◆ SET TASK ◆
Pull out each line of the data that includes the word "object".

--- BEGIN ---

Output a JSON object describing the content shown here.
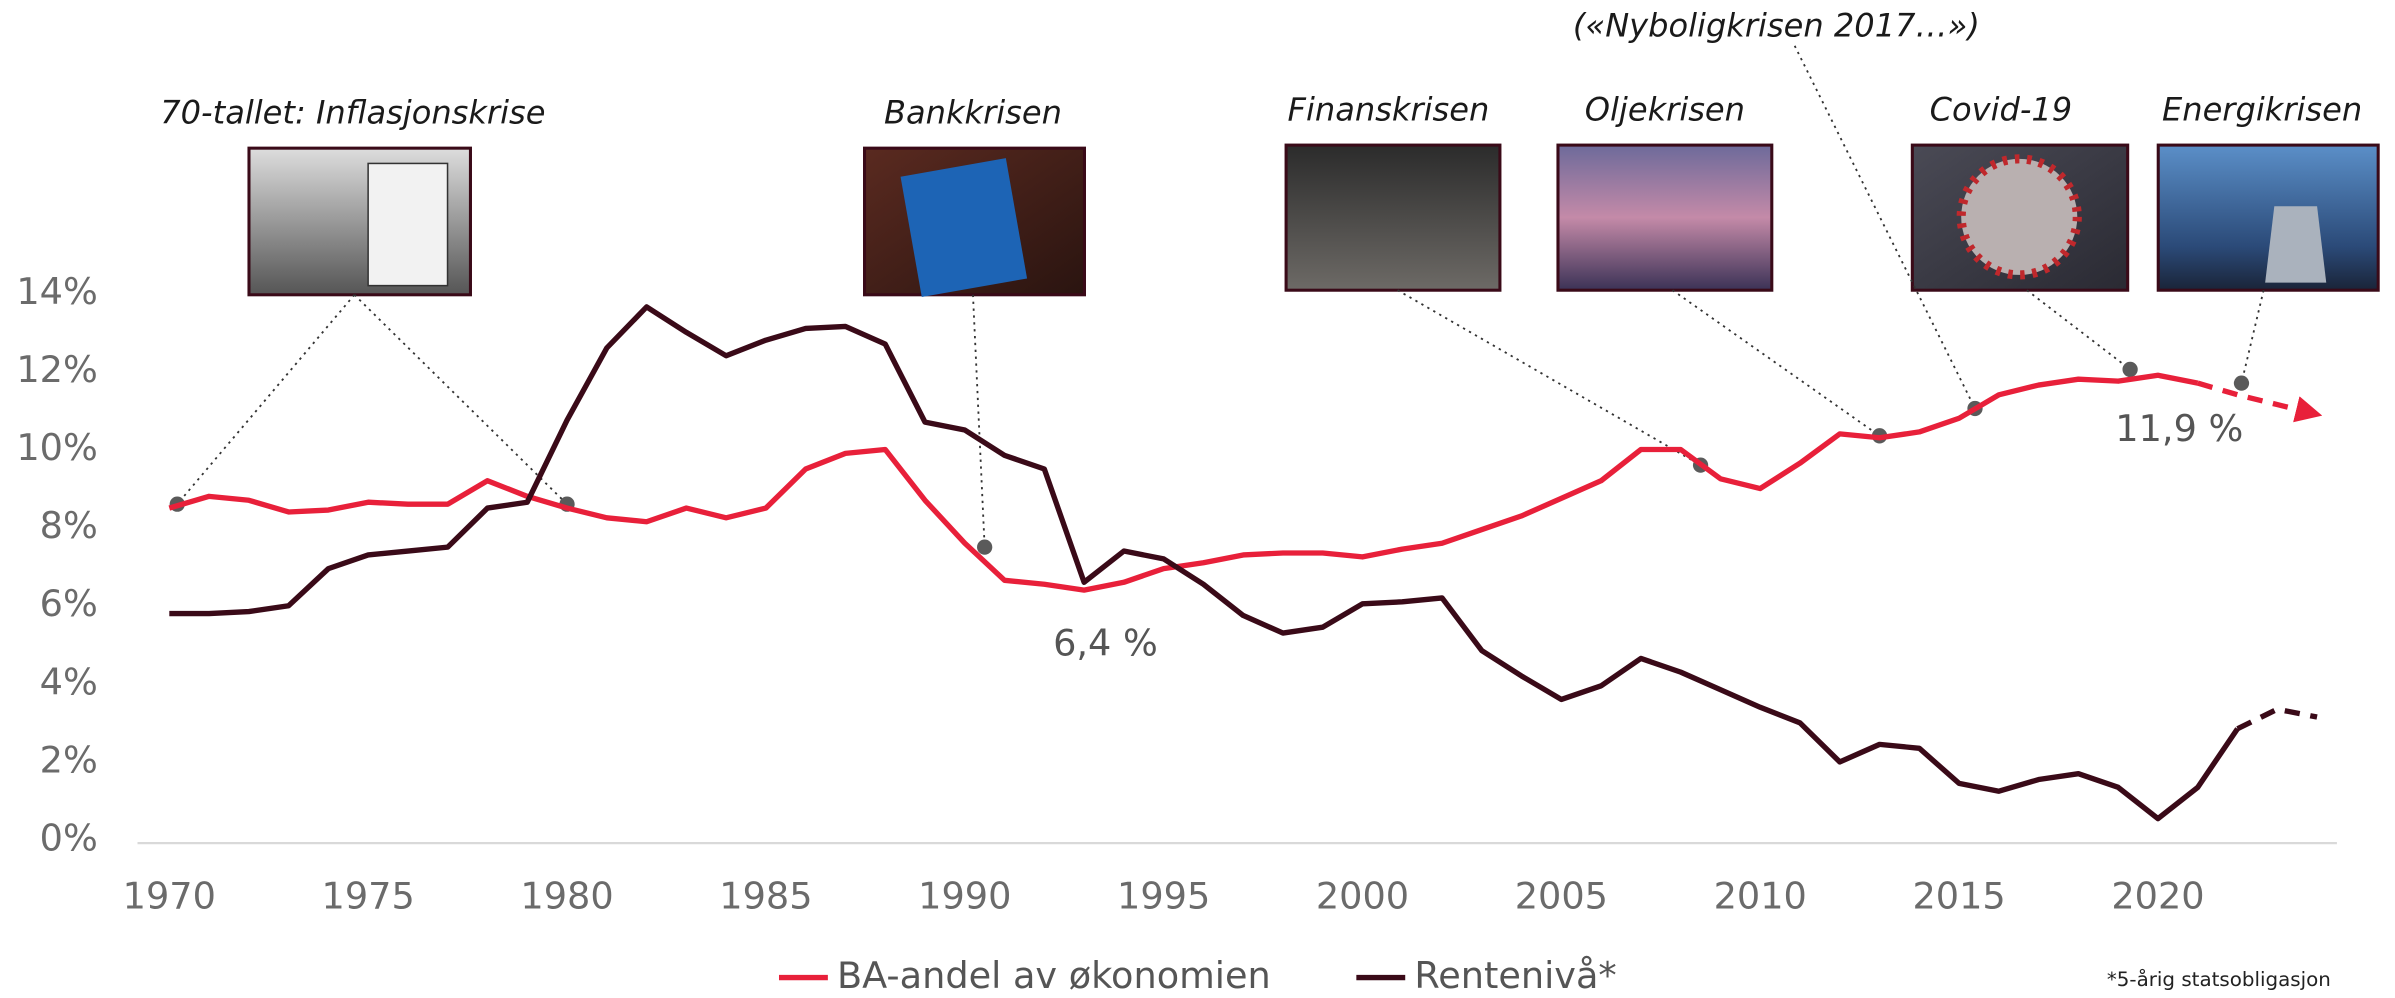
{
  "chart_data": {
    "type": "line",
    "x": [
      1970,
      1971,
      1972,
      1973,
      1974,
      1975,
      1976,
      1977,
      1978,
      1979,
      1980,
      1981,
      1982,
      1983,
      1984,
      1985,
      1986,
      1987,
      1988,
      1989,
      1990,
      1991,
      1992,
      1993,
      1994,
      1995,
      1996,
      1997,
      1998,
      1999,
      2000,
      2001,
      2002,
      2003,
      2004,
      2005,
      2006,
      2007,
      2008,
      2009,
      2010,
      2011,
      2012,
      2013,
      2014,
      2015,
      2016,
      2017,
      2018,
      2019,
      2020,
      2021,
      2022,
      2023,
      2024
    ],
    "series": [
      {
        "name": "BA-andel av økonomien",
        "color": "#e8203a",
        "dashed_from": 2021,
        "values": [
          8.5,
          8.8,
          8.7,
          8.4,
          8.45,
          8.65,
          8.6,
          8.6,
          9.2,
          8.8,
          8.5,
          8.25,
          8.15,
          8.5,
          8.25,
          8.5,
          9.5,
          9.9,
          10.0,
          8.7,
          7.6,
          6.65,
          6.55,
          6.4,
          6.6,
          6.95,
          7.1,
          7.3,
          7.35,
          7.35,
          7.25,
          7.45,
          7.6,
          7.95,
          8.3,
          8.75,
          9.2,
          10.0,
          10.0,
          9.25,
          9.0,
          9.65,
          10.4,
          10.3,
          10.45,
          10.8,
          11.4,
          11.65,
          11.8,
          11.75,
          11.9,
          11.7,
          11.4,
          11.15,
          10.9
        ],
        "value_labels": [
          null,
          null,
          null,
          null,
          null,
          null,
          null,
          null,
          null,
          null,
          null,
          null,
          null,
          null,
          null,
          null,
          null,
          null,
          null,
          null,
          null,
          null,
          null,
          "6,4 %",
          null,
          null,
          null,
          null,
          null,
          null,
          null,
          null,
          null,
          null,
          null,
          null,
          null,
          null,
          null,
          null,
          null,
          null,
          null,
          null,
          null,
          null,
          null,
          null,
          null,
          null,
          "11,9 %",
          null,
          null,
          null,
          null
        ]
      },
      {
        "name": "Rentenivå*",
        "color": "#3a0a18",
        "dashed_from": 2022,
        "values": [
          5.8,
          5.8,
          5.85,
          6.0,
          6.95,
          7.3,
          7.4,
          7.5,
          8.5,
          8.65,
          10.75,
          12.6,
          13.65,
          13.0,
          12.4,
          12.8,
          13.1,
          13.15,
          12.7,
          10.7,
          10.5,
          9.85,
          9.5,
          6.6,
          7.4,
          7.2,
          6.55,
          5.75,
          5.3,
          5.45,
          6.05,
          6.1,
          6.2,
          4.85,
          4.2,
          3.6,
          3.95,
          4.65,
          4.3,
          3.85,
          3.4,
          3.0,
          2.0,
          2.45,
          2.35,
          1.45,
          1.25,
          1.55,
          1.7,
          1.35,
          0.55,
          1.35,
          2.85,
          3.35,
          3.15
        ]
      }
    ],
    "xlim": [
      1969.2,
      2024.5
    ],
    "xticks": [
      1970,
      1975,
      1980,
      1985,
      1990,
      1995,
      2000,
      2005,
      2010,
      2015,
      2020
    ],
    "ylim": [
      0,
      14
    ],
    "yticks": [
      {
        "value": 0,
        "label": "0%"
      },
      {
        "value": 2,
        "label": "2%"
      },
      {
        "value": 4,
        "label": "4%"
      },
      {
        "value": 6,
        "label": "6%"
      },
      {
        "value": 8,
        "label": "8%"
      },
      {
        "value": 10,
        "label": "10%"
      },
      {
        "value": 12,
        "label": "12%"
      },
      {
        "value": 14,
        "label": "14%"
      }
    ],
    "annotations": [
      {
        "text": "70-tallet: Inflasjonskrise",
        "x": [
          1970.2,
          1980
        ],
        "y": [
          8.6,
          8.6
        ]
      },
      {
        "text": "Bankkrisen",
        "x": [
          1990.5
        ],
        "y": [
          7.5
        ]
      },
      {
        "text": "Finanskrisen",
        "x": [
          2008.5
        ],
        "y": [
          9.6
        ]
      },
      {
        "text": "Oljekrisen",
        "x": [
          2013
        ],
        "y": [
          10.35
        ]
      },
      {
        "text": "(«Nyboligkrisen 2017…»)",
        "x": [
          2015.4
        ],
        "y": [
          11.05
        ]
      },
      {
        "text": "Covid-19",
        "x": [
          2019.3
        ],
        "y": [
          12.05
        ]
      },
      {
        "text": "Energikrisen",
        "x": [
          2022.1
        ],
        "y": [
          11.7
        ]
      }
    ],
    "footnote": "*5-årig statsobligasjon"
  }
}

--- END ---
--- BEGIN ---

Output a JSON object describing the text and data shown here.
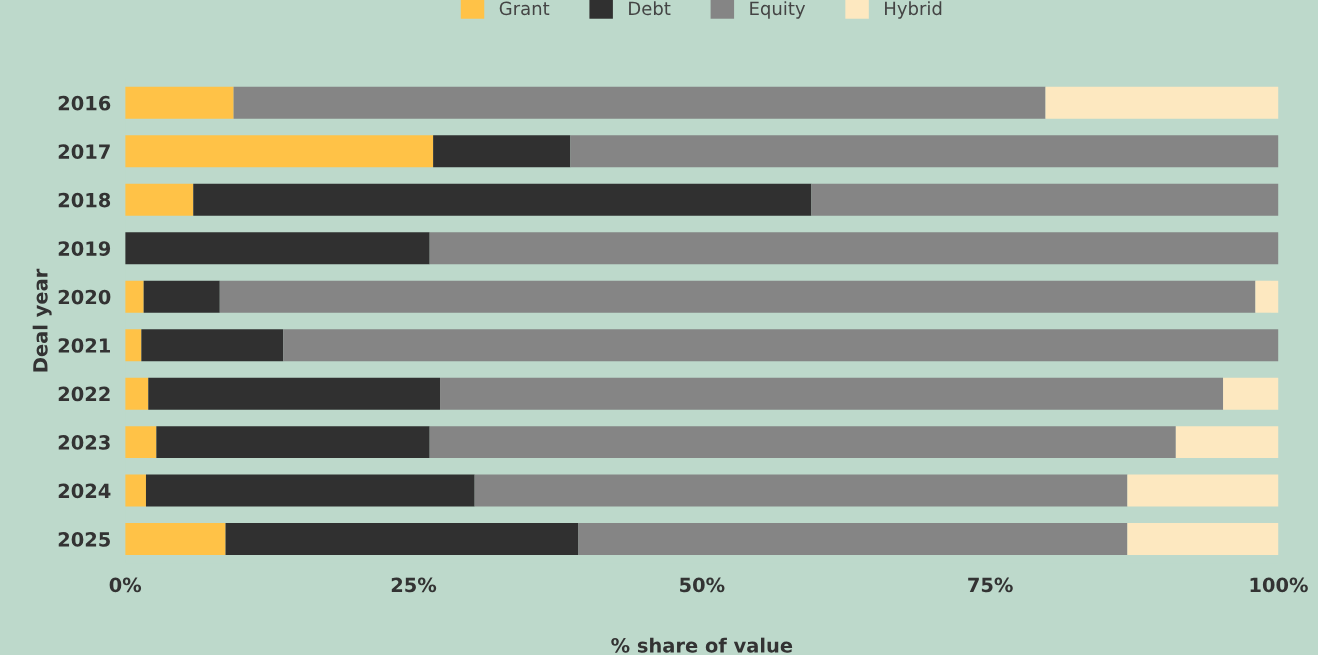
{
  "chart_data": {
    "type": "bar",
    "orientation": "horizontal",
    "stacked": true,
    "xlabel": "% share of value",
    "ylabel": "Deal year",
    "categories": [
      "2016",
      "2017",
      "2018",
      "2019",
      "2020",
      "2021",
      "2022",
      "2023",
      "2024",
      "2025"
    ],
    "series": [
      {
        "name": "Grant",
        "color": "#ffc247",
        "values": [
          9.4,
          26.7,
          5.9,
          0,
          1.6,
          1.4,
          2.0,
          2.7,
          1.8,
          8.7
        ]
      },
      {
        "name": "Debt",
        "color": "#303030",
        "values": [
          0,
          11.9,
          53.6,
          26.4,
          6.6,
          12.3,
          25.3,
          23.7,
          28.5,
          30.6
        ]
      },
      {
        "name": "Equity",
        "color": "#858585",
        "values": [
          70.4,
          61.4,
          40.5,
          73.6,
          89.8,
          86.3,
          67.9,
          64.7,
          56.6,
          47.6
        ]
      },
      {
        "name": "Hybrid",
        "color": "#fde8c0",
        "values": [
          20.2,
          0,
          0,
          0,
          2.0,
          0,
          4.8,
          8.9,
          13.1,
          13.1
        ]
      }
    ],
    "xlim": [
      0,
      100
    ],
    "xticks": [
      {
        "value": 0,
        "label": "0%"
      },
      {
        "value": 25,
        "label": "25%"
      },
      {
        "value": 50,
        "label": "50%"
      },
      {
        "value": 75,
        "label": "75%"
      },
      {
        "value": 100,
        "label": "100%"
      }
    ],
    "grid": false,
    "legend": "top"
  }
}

--- END ---

◆ CORRECT ANSWER ◆
Output a JSON object describing the content shown here.
Output a JSON object describing the text and data shown here.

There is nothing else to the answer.